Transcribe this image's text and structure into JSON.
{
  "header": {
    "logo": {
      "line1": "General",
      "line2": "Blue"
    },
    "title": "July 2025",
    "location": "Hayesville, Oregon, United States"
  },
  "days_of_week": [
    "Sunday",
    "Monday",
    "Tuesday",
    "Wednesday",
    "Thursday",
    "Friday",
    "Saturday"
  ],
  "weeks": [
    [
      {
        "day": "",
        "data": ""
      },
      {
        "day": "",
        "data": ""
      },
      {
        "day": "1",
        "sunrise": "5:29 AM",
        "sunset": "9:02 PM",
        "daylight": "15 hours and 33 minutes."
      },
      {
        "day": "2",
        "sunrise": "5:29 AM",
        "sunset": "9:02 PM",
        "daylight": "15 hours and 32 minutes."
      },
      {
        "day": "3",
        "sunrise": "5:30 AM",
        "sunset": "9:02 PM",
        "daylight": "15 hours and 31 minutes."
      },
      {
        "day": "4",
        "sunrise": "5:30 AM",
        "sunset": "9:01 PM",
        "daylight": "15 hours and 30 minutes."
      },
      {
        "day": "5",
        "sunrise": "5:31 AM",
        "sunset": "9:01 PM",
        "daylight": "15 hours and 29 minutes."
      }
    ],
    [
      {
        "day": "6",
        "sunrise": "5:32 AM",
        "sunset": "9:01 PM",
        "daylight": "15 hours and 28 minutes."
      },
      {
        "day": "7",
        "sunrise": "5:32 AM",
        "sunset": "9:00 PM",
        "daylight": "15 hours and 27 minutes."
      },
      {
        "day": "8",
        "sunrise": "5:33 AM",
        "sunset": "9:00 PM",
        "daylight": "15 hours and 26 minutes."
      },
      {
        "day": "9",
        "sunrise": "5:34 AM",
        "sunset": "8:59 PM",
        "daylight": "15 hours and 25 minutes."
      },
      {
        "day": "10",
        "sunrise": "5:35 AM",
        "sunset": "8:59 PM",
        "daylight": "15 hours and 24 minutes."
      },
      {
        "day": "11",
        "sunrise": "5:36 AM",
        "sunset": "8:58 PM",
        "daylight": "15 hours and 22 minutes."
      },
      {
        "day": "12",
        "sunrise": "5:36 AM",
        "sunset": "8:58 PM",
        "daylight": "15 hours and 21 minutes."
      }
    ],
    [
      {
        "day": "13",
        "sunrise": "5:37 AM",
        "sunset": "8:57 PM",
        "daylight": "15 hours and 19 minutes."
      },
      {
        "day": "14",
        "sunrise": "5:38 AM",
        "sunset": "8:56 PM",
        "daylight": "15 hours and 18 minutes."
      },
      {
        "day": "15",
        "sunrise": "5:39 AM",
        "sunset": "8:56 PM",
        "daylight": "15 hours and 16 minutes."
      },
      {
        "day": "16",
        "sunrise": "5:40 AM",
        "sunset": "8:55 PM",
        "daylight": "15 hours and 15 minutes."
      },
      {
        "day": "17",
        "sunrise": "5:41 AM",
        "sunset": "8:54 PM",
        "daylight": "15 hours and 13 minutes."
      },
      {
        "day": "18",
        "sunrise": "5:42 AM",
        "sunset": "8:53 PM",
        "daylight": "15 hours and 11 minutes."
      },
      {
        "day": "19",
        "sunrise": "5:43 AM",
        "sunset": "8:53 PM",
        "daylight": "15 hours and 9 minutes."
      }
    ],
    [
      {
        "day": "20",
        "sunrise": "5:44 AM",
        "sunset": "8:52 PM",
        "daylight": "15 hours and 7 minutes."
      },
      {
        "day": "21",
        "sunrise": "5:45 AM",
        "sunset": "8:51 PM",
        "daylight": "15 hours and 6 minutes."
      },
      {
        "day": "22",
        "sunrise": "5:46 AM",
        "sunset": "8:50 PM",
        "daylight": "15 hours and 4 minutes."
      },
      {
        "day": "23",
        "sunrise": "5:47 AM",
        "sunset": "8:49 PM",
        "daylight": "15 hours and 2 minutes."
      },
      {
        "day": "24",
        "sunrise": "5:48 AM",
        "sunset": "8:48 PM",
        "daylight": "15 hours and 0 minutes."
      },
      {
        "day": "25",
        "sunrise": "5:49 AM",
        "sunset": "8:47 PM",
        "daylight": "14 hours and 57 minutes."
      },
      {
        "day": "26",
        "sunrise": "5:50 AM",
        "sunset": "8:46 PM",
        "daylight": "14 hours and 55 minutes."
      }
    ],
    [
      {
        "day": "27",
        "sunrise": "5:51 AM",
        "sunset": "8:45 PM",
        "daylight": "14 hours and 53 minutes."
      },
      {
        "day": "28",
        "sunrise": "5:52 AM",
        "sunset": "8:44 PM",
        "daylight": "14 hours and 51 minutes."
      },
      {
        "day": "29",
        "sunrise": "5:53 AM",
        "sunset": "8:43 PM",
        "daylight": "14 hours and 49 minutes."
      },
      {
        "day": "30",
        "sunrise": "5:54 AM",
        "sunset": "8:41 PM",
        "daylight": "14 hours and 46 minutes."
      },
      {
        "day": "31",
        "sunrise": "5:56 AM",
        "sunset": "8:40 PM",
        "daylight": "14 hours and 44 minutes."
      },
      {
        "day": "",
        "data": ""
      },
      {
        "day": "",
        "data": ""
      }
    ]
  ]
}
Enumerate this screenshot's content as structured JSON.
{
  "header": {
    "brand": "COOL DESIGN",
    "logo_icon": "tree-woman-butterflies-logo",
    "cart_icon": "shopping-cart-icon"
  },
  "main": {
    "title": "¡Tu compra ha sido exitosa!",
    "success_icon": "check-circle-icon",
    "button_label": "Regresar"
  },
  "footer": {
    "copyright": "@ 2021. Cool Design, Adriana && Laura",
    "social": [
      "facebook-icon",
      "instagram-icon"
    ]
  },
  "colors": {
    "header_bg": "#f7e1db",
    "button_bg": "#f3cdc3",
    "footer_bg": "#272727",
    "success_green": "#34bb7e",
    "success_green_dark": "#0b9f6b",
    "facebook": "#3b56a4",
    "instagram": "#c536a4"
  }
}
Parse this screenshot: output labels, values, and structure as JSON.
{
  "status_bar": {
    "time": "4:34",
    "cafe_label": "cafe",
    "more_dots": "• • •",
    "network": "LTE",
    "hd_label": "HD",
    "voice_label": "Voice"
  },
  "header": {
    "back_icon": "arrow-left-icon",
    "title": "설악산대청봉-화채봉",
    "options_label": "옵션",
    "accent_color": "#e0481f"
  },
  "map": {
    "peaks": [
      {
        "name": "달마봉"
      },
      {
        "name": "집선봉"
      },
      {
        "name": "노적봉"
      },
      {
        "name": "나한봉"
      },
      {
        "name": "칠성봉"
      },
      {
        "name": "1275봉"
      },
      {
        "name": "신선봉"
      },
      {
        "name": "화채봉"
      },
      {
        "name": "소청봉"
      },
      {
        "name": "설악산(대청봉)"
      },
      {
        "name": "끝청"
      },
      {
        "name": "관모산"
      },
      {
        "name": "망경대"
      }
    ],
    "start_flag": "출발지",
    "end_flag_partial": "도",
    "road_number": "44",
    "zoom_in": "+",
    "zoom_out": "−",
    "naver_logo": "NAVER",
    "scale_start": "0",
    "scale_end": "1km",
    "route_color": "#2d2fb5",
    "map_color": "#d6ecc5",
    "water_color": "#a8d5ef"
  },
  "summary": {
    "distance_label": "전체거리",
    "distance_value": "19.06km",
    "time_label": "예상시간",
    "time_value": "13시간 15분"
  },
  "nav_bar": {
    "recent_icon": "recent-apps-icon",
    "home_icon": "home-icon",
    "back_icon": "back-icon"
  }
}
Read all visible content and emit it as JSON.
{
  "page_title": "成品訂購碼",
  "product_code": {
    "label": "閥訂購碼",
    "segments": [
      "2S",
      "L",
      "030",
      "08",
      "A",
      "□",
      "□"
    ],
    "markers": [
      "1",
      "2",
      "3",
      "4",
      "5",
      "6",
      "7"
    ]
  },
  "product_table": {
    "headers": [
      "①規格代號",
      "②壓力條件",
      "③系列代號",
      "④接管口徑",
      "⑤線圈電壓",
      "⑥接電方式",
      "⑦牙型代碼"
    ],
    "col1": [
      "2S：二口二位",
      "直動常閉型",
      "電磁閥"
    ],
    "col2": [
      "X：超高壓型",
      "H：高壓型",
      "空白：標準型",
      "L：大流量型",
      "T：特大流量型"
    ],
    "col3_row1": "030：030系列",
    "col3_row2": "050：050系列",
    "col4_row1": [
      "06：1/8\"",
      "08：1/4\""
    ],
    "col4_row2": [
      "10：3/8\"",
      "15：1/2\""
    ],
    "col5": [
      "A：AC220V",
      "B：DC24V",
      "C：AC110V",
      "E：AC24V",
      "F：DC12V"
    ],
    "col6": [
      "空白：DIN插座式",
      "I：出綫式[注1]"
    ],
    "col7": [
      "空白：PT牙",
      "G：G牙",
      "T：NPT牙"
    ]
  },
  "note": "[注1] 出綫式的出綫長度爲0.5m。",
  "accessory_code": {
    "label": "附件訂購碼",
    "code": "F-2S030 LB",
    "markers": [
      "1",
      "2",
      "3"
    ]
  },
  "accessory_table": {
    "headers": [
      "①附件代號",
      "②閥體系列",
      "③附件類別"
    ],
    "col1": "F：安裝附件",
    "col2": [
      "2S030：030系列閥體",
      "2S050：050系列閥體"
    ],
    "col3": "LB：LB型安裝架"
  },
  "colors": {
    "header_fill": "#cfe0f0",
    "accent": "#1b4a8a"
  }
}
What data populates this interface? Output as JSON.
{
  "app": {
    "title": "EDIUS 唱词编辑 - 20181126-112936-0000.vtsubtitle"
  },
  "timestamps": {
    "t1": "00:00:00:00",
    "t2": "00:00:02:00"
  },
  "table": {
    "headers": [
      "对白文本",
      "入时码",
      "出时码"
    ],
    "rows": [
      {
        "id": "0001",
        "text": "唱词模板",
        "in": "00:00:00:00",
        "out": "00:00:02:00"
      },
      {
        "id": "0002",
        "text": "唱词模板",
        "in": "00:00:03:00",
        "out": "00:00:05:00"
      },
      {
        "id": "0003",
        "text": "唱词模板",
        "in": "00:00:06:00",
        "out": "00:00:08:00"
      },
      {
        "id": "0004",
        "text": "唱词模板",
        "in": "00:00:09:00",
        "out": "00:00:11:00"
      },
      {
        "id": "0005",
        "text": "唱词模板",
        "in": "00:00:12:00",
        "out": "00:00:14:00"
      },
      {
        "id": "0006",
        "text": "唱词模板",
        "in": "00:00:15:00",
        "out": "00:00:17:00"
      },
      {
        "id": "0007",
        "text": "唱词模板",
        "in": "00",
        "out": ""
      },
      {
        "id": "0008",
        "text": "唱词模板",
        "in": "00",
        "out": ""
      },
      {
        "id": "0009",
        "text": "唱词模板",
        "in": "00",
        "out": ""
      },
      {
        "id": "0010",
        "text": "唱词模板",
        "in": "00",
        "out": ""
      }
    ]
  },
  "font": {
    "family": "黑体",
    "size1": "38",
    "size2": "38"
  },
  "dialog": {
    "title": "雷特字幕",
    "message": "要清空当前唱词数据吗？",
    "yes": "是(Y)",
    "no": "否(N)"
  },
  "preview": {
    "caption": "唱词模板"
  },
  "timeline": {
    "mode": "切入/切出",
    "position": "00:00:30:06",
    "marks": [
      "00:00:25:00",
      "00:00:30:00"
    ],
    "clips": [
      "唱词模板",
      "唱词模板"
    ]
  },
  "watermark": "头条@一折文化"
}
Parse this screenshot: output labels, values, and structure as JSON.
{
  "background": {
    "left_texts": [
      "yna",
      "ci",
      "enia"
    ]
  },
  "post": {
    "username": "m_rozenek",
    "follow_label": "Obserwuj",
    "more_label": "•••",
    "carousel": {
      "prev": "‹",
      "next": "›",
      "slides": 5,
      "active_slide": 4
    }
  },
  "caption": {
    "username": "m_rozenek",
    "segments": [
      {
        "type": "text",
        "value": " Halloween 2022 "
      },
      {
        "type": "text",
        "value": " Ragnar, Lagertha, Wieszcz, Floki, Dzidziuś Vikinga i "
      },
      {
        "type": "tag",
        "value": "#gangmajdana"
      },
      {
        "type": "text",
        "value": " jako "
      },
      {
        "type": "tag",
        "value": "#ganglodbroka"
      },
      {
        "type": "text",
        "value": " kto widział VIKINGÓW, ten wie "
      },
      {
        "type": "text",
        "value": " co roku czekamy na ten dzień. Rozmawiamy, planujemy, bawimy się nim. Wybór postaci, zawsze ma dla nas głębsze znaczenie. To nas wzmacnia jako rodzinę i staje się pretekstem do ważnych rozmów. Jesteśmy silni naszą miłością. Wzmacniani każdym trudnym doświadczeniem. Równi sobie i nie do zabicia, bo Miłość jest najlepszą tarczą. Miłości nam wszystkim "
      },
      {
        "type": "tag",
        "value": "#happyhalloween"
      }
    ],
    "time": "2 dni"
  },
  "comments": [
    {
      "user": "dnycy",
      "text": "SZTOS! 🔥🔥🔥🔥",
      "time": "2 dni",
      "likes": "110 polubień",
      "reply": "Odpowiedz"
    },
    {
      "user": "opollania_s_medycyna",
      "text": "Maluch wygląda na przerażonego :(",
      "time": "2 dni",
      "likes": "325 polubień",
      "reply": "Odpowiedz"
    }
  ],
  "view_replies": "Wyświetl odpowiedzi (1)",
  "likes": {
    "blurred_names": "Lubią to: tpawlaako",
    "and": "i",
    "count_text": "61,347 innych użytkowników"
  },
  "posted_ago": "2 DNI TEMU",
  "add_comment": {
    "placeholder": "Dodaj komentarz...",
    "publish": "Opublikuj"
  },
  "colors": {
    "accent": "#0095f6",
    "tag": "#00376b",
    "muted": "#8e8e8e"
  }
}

* * * *

State the number of lines holding the word "JSON" in the listing. Add nothing else.

6